**REQUIRED TASK:**
Write out every entry, unchanged. Skip any picture.

(Entries taken from a collection)

__________

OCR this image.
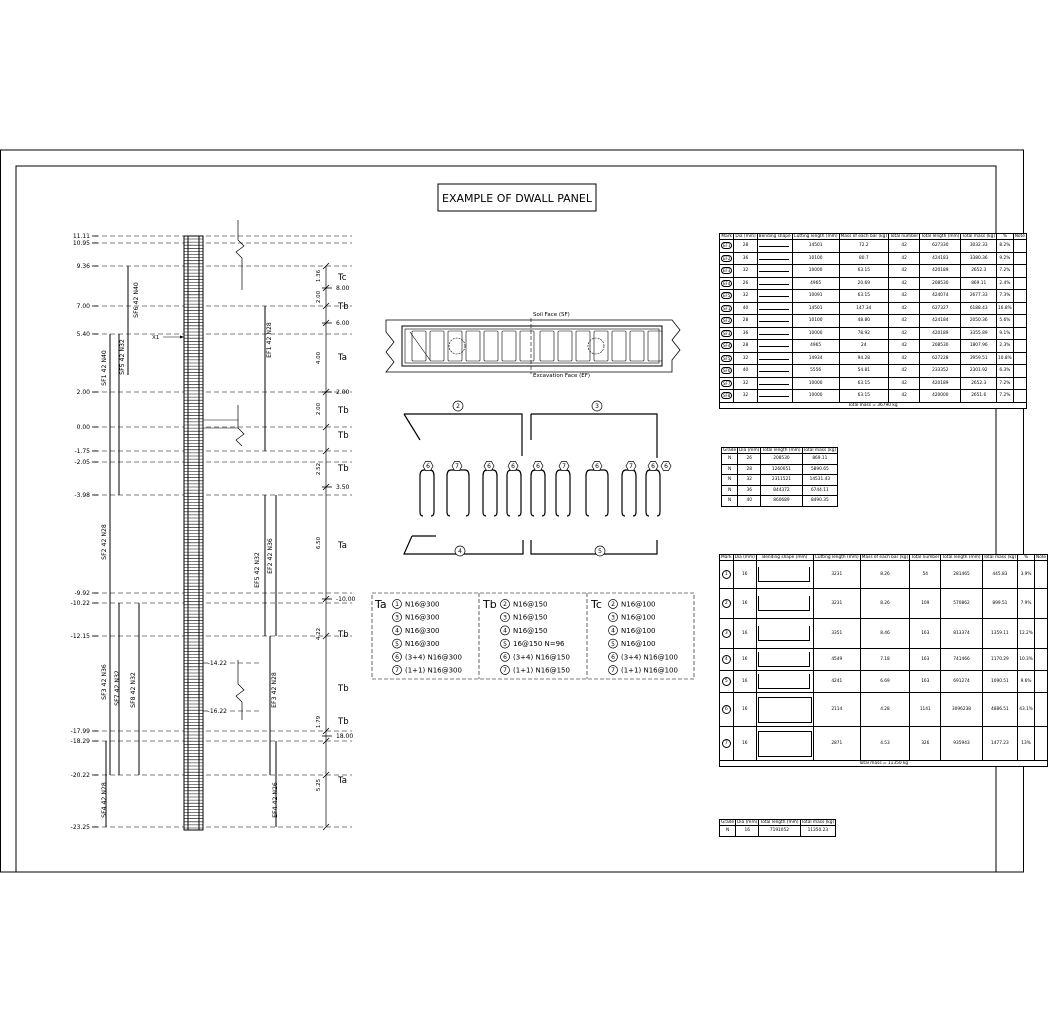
EXAMPLE OF DWALL PANEL
SF6 42 N40
SF1 42 N40 SF5 42 N32	EF1 42 N28
SF2 42 N28
EF5 42 N32 EF2 42 N36
SF3 42 N36 SF7 42 N32 SF8 42 N32	EF3 42 N28
SF4 42 N28	EF4 42 N26
11.11
10.95
9.36
7.00
5.40
2.00
0.00
-1.75
-2.05
-3.98
-9.92
-10.22
-12.15
-17.99
-18.29
-20.22
-23.25
-14.22
-16.22
8.00
6.00
2.00
3.50
-10.00
18.00
1.36
2.00
4.00
2.00
2.52
6.50
4.22
1.79
5.25
Tc
Tb
Ta
Tb
Tb
Tb
Ta
Tb
Tb
Tb
Ta
X1
Soil Face (SF)
Excavation Face (EF)
2	3
6	7	6	6	6	7	6	7	6 6
4	5
Ta 1 N16@300
3 N16@300
4 N16@300
5 N16@300
6 (3+4) N16@300
7 (1+1) N16@300
Tb 2 N16@150
3 N16@150
4 N16@150
5 16@150 N=96
6 (3+4) N16@150
7 (1+1) N16@150
Tc 2 N16@100
3 N16@100
4 N16@100
5 N16@100
6 (3+4) N16@100
7 (1+1) N16@100
Mark	Dia (mm)	Bending shape	Cutting length (mm)	Mass of each bar (kg)	Total number	Total length (mm)	Total mass (kg)	%	Note
EF1	28		14501	72.2	42	627330	3032.33	8.2%	
EF2	36		10100	80.7	42	424183	3380.36	9.2%	
EF3	32		10000	63.15	42	420189	2652.3	7.2%	
EF4	26		4965	20.69	42	208530	869.11	2.4%	
EF5	32		10091	63.15	42	424074	2677.33	7.3%	
SF1	40		14501	147.34	42	627327	6188.43	16.8%	
SF2	28		10100	48.80	42	424184	2050.36	5.6%	
SF3	36		10000	78.92	42	420189	3355.89	9.1%	
SF4	28		4965	24	42	208530	1807.96	2.3%	
SF5	32		14934	94.28	42	627228	3959.51	10.8%	
SF6	40		5556	54.81	42	233352	2301.92	6.3%	
SF7	32		10000	63.15	42	420189	2652.3	7.2%	
SF8	32		10000	63.15	42	420000	2651.6	7.2%	
Total mass = 36790 kg									
Grade	Dia (mm)	Total length (mm)	Total mass (kg)
N	26	208530	869.11
N	28	1260051	5890.65
N	32	2311521	14531.43
N	36	844372	6744.11
N	40	860689	8490.35
Mark	Dia (mm)	Bending shape (mm)	Cutting length (mm)	Mass of each bar (kg)	Total number	Total length (mm)	Total mass (kg)	%	Note
1	16		3231	8.26	54	281465	445.83	3.9%	
2	16		3231	8.26	109	570862	899.51	7.9%	
3	16		3351	8.46	163	813374	1359.11	12.2%	
4	16		4549	7.18	163	741466	1170.29	10.3%	
5	16		4241	6.69	163	691274	1090.51	9.6%	
6	16		2114	4.28	1141	3096238	4886.51	43.1%	
7	16		2871	4.53	326	935943	1477.23	13%	
Total mass = 11350 kg									
Grade	Dia (mm)	Total length (mm)	Total mass (kg)
N	16	7191052	11350.23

__________

**RESULT BELOW:**
OCR this image.
EXAMPLE OF DWALL PANEL
SF6 42 N40
SF1 42 N40 SF5 42 N32	EF1 42 N28
SF2 42 N28
EF5 42 N32 EF2 42 N36
SF3 42 N36 SF7 42 N32 SF8 42 N32	EF3 42 N28
SF4 42 N28	EF4 42 N26
11.11
10.95
9.36
7.00
5.40
2.00
0.00
-1.75
-2.05
-3.98
-9.92
-10.22
-12.15
-17.99
-18.29
-20.22
-23.25
-14.22
-16.22
8.00
6.00
2.00
3.50
-10.00
18.00
1.36
2.00
4.00
2.00
2.52
6.50
4.22
1.79
5.25
Tc
Tb
Ta
Tb
Tb
Tb
Ta
Tb
Tb
Tb
Ta
X1
Soil Face (SF)
Excavation Face (EF)
2	3
6	7	6	6	6	7	6	7	6 6
4	5
Ta 1 N16@300
3 N16@300
4 N16@300
5 N16@300
6 (3+4) N16@300
7 (1+1) N16@300
Tb 2 N16@150
3 N16@150
4 N16@150
5 16@150 N=96
6 (3+4) N16@150
7 (1+1) N16@150
Tc 2 N16@100
3 N16@100
4 N16@100
5 N16@100
6 (3+4) N16@100
7 (1+1) N16@100
Mark	Dia (mm)	Bending shape	Cutting length (mm)	Mass of each bar (kg)	Total number	Total length (mm)	Total mass (kg)	%	Note
EF1	28		14501	72.2	42	627330	3032.33	8.2%	
EF2	36		10100	80.7	42	424183	3380.36	9.2%	
EF3	32		10000	63.15	42	420189	2652.3	7.2%	
EF4	26		4965	20.69	42	208530	869.11	2.4%	
EF5	32		10091	63.15	42	424074	2677.33	7.3%	
SF1	40		14501	147.34	42	627327	6188.43	16.8%	
SF2	28		10100	48.80	42	424184	2050.36	5.6%	
SF3	36		10000	78.92	42	420189	3355.89	9.1%	
SF4	28		4965	24	42	208530	1807.96	2.3%	
SF5	32		14934	94.28	42	627228	3959.51	10.8%	
SF6	40		5556	54.81	42	233352	2301.92	6.3%	
SF7	32		10000	63.15	42	420189	2652.3	7.2%	
SF8	32		10000	63.15	42	420000	2651.6	7.2%	
Total mass = 36790 kg									
Grade	Dia (mm)	Total length (mm)	Total mass (kg)
N	26	208530	869.11
N	28	1260051	5890.65
N	32	2311521	14531.43
N	36	844372	6744.11
N	40	860689	8490.35
Mark	Dia (mm)	Bending shape (mm)	Cutting length (mm)	Mass of each bar (kg)	Total number	Total length (mm)	Total mass (kg)	%	Note
1	16		3231	8.26	54	281465	445.83	3.9%	
2	16		3231	8.26	109	570862	899.51	7.9%	
3	16		3351	8.46	163	813374	1359.11	12.2%	
4	16		4549	7.18	163	741466	1170.29	10.3%	
5	16		4241	6.69	163	691274	1090.51	9.6%	
6	16		2114	4.28	1141	3096238	4886.51	43.1%	
7	16		2871	4.53	326	935943	1477.23	13%	
Total mass = 11350 kg									
Grade	Dia (mm)	Total length (mm)	Total mass (kg)
N	16	7191052	11350.23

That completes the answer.